Using the data beneath, show every line that includes the word "monster".

[Extracted records]
----
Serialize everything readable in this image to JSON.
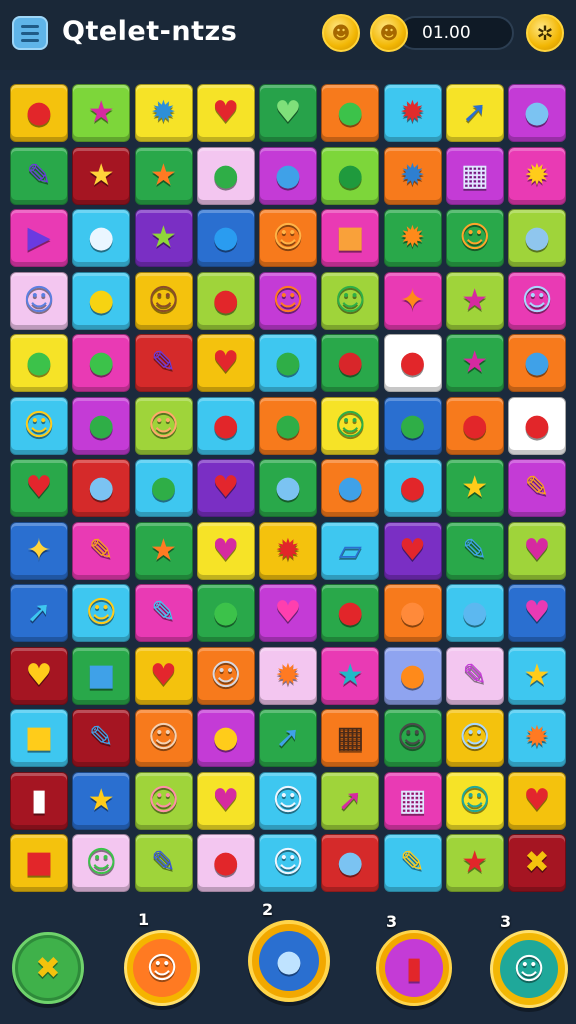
{
  "header": {
    "title": "Qtelet-ntzs",
    "score": "01.00",
    "menu_icon": "hamburger-menu-icon",
    "coin_icons": [
      "gold-coin-icon",
      "gold-coin-icon"
    ],
    "settings_icon": "settings-badge-icon",
    "coin_glyphs": [
      "☻",
      "☻"
    ],
    "settings_glyph": "✲"
  },
  "board": {
    "rows": 13,
    "cols": 9,
    "tiles": [
      [
        {
          "bg": "#f4c20d",
          "icon": "red-balloon",
          "glyph": "●",
          "color": "#e2262a"
        },
        {
          "bg": "#7dd63a",
          "icon": "magenta-star",
          "glyph": "★",
          "color": "#d62aa0"
        },
        {
          "bg": "#f6e327",
          "icon": "blue-gear",
          "glyph": "✹",
          "color": "#2e8fd8"
        },
        {
          "bg": "#f6e327",
          "icon": "red-heart",
          "glyph": "♥",
          "color": "#e3262d"
        },
        {
          "bg": "#27a24a",
          "icon": "green-heart",
          "glyph": "♥",
          "color": "#7fe07a"
        },
        {
          "bg": "#f77a1c",
          "icon": "green-speech-bubble",
          "glyph": "●",
          "color": "#3cc24a"
        },
        {
          "bg": "#3ec7f0",
          "icon": "red-sun",
          "glyph": "✹",
          "color": "#e02c2c"
        },
        {
          "bg": "#f6e327",
          "icon": "blue-rocket",
          "glyph": "➚",
          "color": "#2a6fd0"
        },
        {
          "bg": "#c43bd6",
          "icon": "magnifier",
          "glyph": "●",
          "color": "#7bc3f2"
        }
      ],
      [
        {
          "bg": "#29a84a",
          "icon": "purple-pencil",
          "glyph": "✎",
          "color": "#6a3ad8"
        },
        {
          "bg": "#a51522",
          "icon": "yellow-star",
          "glyph": "★",
          "color": "#ffd43a"
        },
        {
          "bg": "#29a84a",
          "icon": "orange-star",
          "glyph": "★",
          "color": "#ff7a22"
        },
        {
          "bg": "#f3c6f0",
          "icon": "green-speech-bubble",
          "glyph": "●",
          "color": "#2fae47"
        },
        {
          "bg": "#c43bd6",
          "icon": "blue-speech-bubble",
          "glyph": "●",
          "color": "#3fa1e8"
        },
        {
          "bg": "#7dd63a",
          "icon": "green-speech-bubble",
          "glyph": "●",
          "color": "#1f9a3d"
        },
        {
          "bg": "#f77a1c",
          "icon": "blue-gear",
          "glyph": "✹",
          "color": "#2e7fd0"
        },
        {
          "bg": "#c43bd6",
          "icon": "blocks",
          "glyph": "▦",
          "color": "#dfe9ff"
        },
        {
          "bg": "#e93ab4",
          "icon": "yellow-sun",
          "glyph": "✹",
          "color": "#ffcc1a"
        }
      ],
      [
        {
          "bg": "#e93ab4",
          "icon": "play-triangle",
          "glyph": "▶",
          "color": "#6a3ae0"
        },
        {
          "bg": "#3ec7f0",
          "icon": "white-speech-bubble",
          "glyph": "●",
          "color": "#eaf6ff"
        },
        {
          "bg": "#7a2fc4",
          "icon": "green-star",
          "glyph": "★",
          "color": "#8fd63a"
        },
        {
          "bg": "#2a6fd0",
          "icon": "blue-balloon",
          "glyph": "●",
          "color": "#2a9cf0"
        },
        {
          "bg": "#f77a1c",
          "icon": "orange-smiley",
          "glyph": "☺",
          "color": "#ffb347"
        },
        {
          "bg": "#e93ab4",
          "icon": "orange-robot",
          "glyph": "■",
          "color": "#f9a13a"
        },
        {
          "bg": "#29a84a",
          "icon": "orange-gear",
          "glyph": "✹",
          "color": "#ff8a1a"
        },
        {
          "bg": "#29a84a",
          "icon": "orange-smiley",
          "glyph": "☺",
          "color": "#ffa52b"
        },
        {
          "bg": "#9fd43a",
          "icon": "blue-magnifier",
          "glyph": "●",
          "color": "#8fc6ee"
        }
      ],
      [
        {
          "bg": "#f3c6f0",
          "icon": "blue-monster",
          "glyph": "☺",
          "color": "#5c7fe0"
        },
        {
          "bg": "#3ec7f0",
          "icon": "yellow-lemon",
          "glyph": "●",
          "color": "#f6d312"
        },
        {
          "bg": "#f4c20d",
          "icon": "avatar-face",
          "glyph": "☺",
          "color": "#8a4b2a"
        },
        {
          "bg": "#9fd43a",
          "icon": "red-balloon",
          "glyph": "●",
          "color": "#e2262a"
        },
        {
          "bg": "#c43bd6",
          "icon": "orange-smiley",
          "glyph": "☺",
          "color": "#ff7a22"
        },
        {
          "bg": "#9fd43a",
          "icon": "green-robot",
          "glyph": "☺",
          "color": "#2fae47"
        },
        {
          "bg": "#e93ab4",
          "icon": "orange-star",
          "glyph": "✦",
          "color": "#ff8a1a"
        },
        {
          "bg": "#9fd43a",
          "icon": "magenta-star",
          "glyph": "★",
          "color": "#d62aa0"
        },
        {
          "bg": "#e93ab4",
          "icon": "blue-smiley",
          "glyph": "☺",
          "color": "#a9d7ff"
        }
      ],
      [
        {
          "bg": "#f6e327",
          "icon": "green-blob",
          "glyph": "●",
          "color": "#3cc24a"
        },
        {
          "bg": "#e93ab4",
          "icon": "green-leaf",
          "glyph": "●",
          "color": "#3cc24a"
        },
        {
          "bg": "#d52a2a",
          "icon": "pencil",
          "glyph": "✎",
          "color": "#6a3ad8"
        },
        {
          "bg": "#f4c20d",
          "icon": "red-heart",
          "glyph": "♥",
          "color": "#e3262d"
        },
        {
          "bg": "#3ec7f0",
          "icon": "green-bird",
          "glyph": "●",
          "color": "#2fae47"
        },
        {
          "bg": "#29a84a",
          "icon": "red-balloon",
          "glyph": "●",
          "color": "#d8262a"
        },
        {
          "bg": "#ffffff",
          "icon": "red-apple",
          "glyph": "●",
          "color": "#e2262a"
        },
        {
          "bg": "#29a84a",
          "icon": "magenta-star",
          "glyph": "★",
          "color": "#d62aa0"
        },
        {
          "bg": "#f77a1c",
          "icon": "blue-cloud",
          "glyph": "●",
          "color": "#3fa1e8"
        }
      ],
      [
        {
          "bg": "#3ec7f0",
          "icon": "yellow-smiley",
          "glyph": "☺",
          "color": "#ffcc1a"
        },
        {
          "bg": "#c43bd6",
          "icon": "green-speech-bubble",
          "glyph": "●",
          "color": "#2fae47"
        },
        {
          "bg": "#9fd43a",
          "icon": "orange-smiley",
          "glyph": "☺",
          "color": "#ffa86b"
        },
        {
          "bg": "#3ec7f0",
          "icon": "red-balloon",
          "glyph": "●",
          "color": "#e2262a"
        },
        {
          "bg": "#f77a1c",
          "icon": "green-speech-bubble",
          "glyph": "●",
          "color": "#2fae47"
        },
        {
          "bg": "#f6e327",
          "icon": "green-monster",
          "glyph": "☺",
          "color": "#2fae47"
        },
        {
          "bg": "#2a6fd0",
          "icon": "green-speech-bubble",
          "glyph": "●",
          "color": "#2fae47"
        },
        {
          "bg": "#f77a1c",
          "icon": "red-blob",
          "glyph": "●",
          "color": "#e2262a"
        },
        {
          "bg": "#ffffff",
          "icon": "red-speech-bubble",
          "glyph": "●",
          "color": "#e2262a"
        }
      ],
      [
        {
          "bg": "#29a84a",
          "icon": "red-heart",
          "glyph": "♥",
          "color": "#e3262d"
        },
        {
          "bg": "#d52a2a",
          "icon": "blue-speech-bubble",
          "glyph": "●",
          "color": "#7bc3f2"
        },
        {
          "bg": "#3ec7f0",
          "icon": "green-cloud",
          "glyph": "●",
          "color": "#2fae47"
        },
        {
          "bg": "#7a2fc4",
          "icon": "red-heart",
          "glyph": "♥",
          "color": "#e3262d"
        },
        {
          "bg": "#29a84a",
          "icon": "blue-balloon",
          "glyph": "●",
          "color": "#7bc3f2"
        },
        {
          "bg": "#f77a1c",
          "icon": "blue-balloon",
          "glyph": "●",
          "color": "#3fa1e8"
        },
        {
          "bg": "#3ec7f0",
          "icon": "red-balloon",
          "glyph": "●",
          "color": "#e2262a"
        },
        {
          "bg": "#29a84a",
          "icon": "yellow-star",
          "glyph": "★",
          "color": "#ffcc1a"
        },
        {
          "bg": "#c43bd6",
          "icon": "pencil",
          "glyph": "✎",
          "color": "#f7a21c"
        }
      ],
      [
        {
          "bg": "#2a6fd0",
          "icon": "yellow-star",
          "glyph": "✦",
          "color": "#ffd43a"
        },
        {
          "bg": "#e93ab4",
          "icon": "paintbrush",
          "glyph": "✎",
          "color": "#f7a21c"
        },
        {
          "bg": "#29a84a",
          "icon": "orange-star",
          "glyph": "★",
          "color": "#ff7a22"
        },
        {
          "bg": "#f6e327",
          "icon": "magenta-heart",
          "glyph": "♥",
          "color": "#d62aa0"
        },
        {
          "bg": "#f4c20d",
          "icon": "crossed-tools",
          "glyph": "✹",
          "color": "#e2262a"
        },
        {
          "bg": "#3ec7f0",
          "icon": "ticket",
          "glyph": "▱",
          "color": "#2a6fd0"
        },
        {
          "bg": "#7a2fc4",
          "icon": "red-heart",
          "glyph": "♥",
          "color": "#e3262d"
        },
        {
          "bg": "#29a84a",
          "icon": "blue-pencil",
          "glyph": "✎",
          "color": "#3fa1e8"
        },
        {
          "bg": "#9fd43a",
          "icon": "magenta-heart",
          "glyph": "♥",
          "color": "#d62aa0"
        }
      ],
      [
        {
          "bg": "#2a6fd0",
          "icon": "rocket",
          "glyph": "➚",
          "color": "#3ec7f0"
        },
        {
          "bg": "#3ec7f0",
          "icon": "yellow-smiley",
          "glyph": "☺",
          "color": "#ffcc1a"
        },
        {
          "bg": "#e93ab4",
          "icon": "blue-pencil",
          "glyph": "✎",
          "color": "#3ec7f0"
        },
        {
          "bg": "#29a84a",
          "icon": "green-pear",
          "glyph": "●",
          "color": "#3cc24a"
        },
        {
          "bg": "#c43bd6",
          "icon": "magenta-heart",
          "glyph": "♥",
          "color": "#ff3fae"
        },
        {
          "bg": "#29a84a",
          "icon": "red-capsule",
          "glyph": "●",
          "color": "#e2262a"
        },
        {
          "bg": "#f77a1c",
          "icon": "orange-blob",
          "glyph": "●",
          "color": "#ff8a3a"
        },
        {
          "bg": "#3ec7f0",
          "icon": "blue-cloud",
          "glyph": "●",
          "color": "#5cb8f0"
        },
        {
          "bg": "#2a6fd0",
          "icon": "magenta-heart",
          "glyph": "♥",
          "color": "#e93ab4"
        }
      ],
      [
        {
          "bg": "#a51522",
          "icon": "yellow-heart",
          "glyph": "♥",
          "color": "#ffcc1a"
        },
        {
          "bg": "#29a84a",
          "icon": "blue-box",
          "glyph": "■",
          "color": "#3fa1e8"
        },
        {
          "bg": "#f4c20d",
          "icon": "red-heart",
          "glyph": "♥",
          "color": "#e3262d"
        },
        {
          "bg": "#f77a1c",
          "icon": "robot-face",
          "glyph": "☺",
          "color": "#d8d8e0"
        },
        {
          "bg": "#f3c6f0",
          "icon": "orange-sun",
          "glyph": "✹",
          "color": "#ff7a22"
        },
        {
          "bg": "#e93ab4",
          "icon": "teal-star",
          "glyph": "★",
          "color": "#20b8c8"
        },
        {
          "bg": "#8fa4f0",
          "icon": "orange-bird",
          "glyph": "●",
          "color": "#ff8a1a"
        },
        {
          "bg": "#f3c6f0",
          "icon": "paintbrush",
          "glyph": "✎",
          "color": "#c43bd6"
        },
        {
          "bg": "#3ec7f0",
          "icon": "yellow-star",
          "glyph": "★",
          "color": "#ffcc1a"
        }
      ],
      [
        {
          "bg": "#3ec7f0",
          "icon": "yellow-robot",
          "glyph": "■",
          "color": "#ffcc1a"
        },
        {
          "bg": "#a51522",
          "icon": "pencil",
          "glyph": "✎",
          "color": "#3fa1e8"
        },
        {
          "bg": "#f77a1c",
          "icon": "boy-face",
          "glyph": "☺",
          "color": "#f3d1b4"
        },
        {
          "bg": "#c43bd6",
          "icon": "yellow-speech-bubble",
          "glyph": "●",
          "color": "#ffcc1a"
        },
        {
          "bg": "#29a84a",
          "icon": "blue-hook",
          "glyph": "➚",
          "color": "#3fa1e8"
        },
        {
          "bg": "#f77a1c",
          "icon": "window-grid",
          "glyph": "▦",
          "color": "#4a2a18"
        },
        {
          "bg": "#29a84a",
          "icon": "robot-face",
          "glyph": "☺",
          "color": "#4a4a4a"
        },
        {
          "bg": "#f4c20d",
          "icon": "blue-smiley",
          "glyph": "☺",
          "color": "#a9d7ff"
        },
        {
          "bg": "#3ec7f0",
          "icon": "orange-sun",
          "glyph": "✹",
          "color": "#ff7a22"
        }
      ],
      [
        {
          "bg": "#a51522",
          "icon": "battery",
          "glyph": "▮",
          "color": "#ffffff"
        },
        {
          "bg": "#2a6fd0",
          "icon": "yellow-star",
          "glyph": "★",
          "color": "#ffcc1a"
        },
        {
          "bg": "#9fd43a",
          "icon": "pink-smiley",
          "glyph": "☺",
          "color": "#ff8fa8"
        },
        {
          "bg": "#f6e327",
          "icon": "magenta-heart",
          "glyph": "♥",
          "color": "#d62aa0"
        },
        {
          "bg": "#3ec7f0",
          "icon": "white-smiley",
          "glyph": "☺",
          "color": "#eef6ff"
        },
        {
          "bg": "#9fd43a",
          "icon": "paper-plane",
          "glyph": "➚",
          "color": "#d62aa0"
        },
        {
          "bg": "#e93ab4",
          "icon": "waffle-badge",
          "glyph": "▦",
          "color": "#dfe9ff"
        },
        {
          "bg": "#f6e327",
          "icon": "teal-smiley",
          "glyph": "☺",
          "color": "#1fa89a"
        },
        {
          "bg": "#f4c20d",
          "icon": "red-heart",
          "glyph": "♥",
          "color": "#e3262d"
        }
      ],
      [
        {
          "bg": "#f4c20d",
          "icon": "red-robot",
          "glyph": "■",
          "color": "#e2262a"
        },
        {
          "bg": "#f3c6f0",
          "icon": "green-smiley",
          "glyph": "☺",
          "color": "#3cc24a"
        },
        {
          "bg": "#9fd43a",
          "icon": "pencil",
          "glyph": "✎",
          "color": "#3a5ad8"
        },
        {
          "bg": "#f3c6f0",
          "icon": "red-balloon",
          "glyph": "●",
          "color": "#e2262a"
        },
        {
          "bg": "#3ec7f0",
          "icon": "white-smiley",
          "glyph": "☺",
          "color": "#eef6ff"
        },
        {
          "bg": "#d52a2a",
          "icon": "blue-speech-bubble",
          "glyph": "●",
          "color": "#7bc3f2"
        },
        {
          "bg": "#3ec7f0",
          "icon": "magic-wand",
          "glyph": "✎",
          "color": "#ffcc1a"
        },
        {
          "bg": "#9fd43a",
          "icon": "red-star",
          "glyph": "★",
          "color": "#e2262a"
        },
        {
          "bg": "#a51522",
          "icon": "crossed-badge",
          "glyph": "✖",
          "color": "#f4c20d"
        }
      ]
    ]
  },
  "powerups": [
    {
      "name": "hammer-powerup",
      "icon": "crossed-tools-icon",
      "glyph": "✖",
      "count": "",
      "face_bg": "#3fb14a",
      "glyph_color": "#f4c20d"
    },
    {
      "name": "smiley-powerup",
      "icon": "orange-smiley-icon",
      "glyph": "☺",
      "count": "1",
      "face_bg": "#ff7a22",
      "glyph_color": "#ffffff"
    },
    {
      "name": "speech-bubble-powerup",
      "icon": "speech-bubble-icon",
      "glyph": "●",
      "count": "2",
      "face_bg": "#2a6fd0",
      "glyph_color": "#bfe3ff"
    },
    {
      "name": "battery-powerup",
      "icon": "battery-icon",
      "glyph": "▮",
      "count": "3",
      "face_bg": "#c43bd6",
      "glyph_color": "#e2262a"
    },
    {
      "name": "face-powerup",
      "icon": "white-face-icon",
      "glyph": "☺",
      "count": "3",
      "face_bg": "#1fa89a",
      "glyph_color": "#ffffff"
    }
  ]
}
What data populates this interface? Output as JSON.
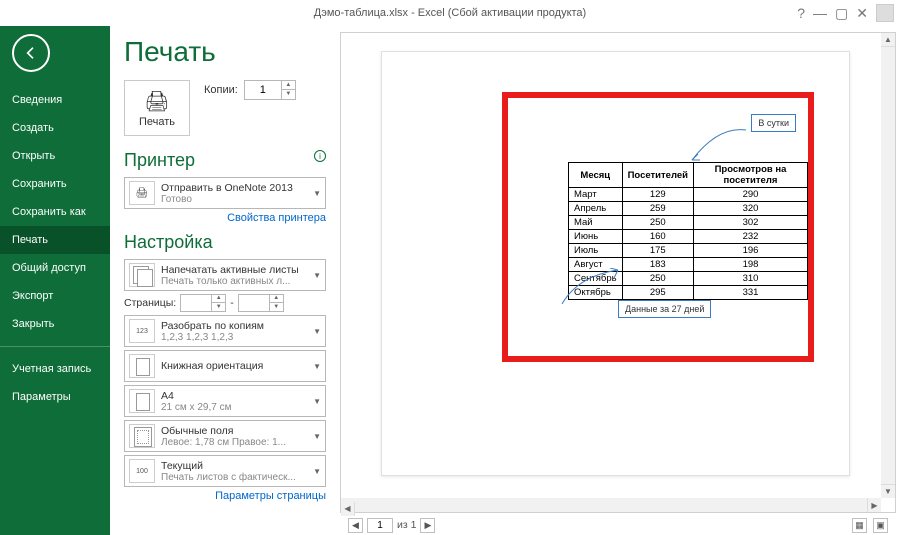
----
[Completed task]
          "icon": "blue-monster",
          "icon": "green-monster",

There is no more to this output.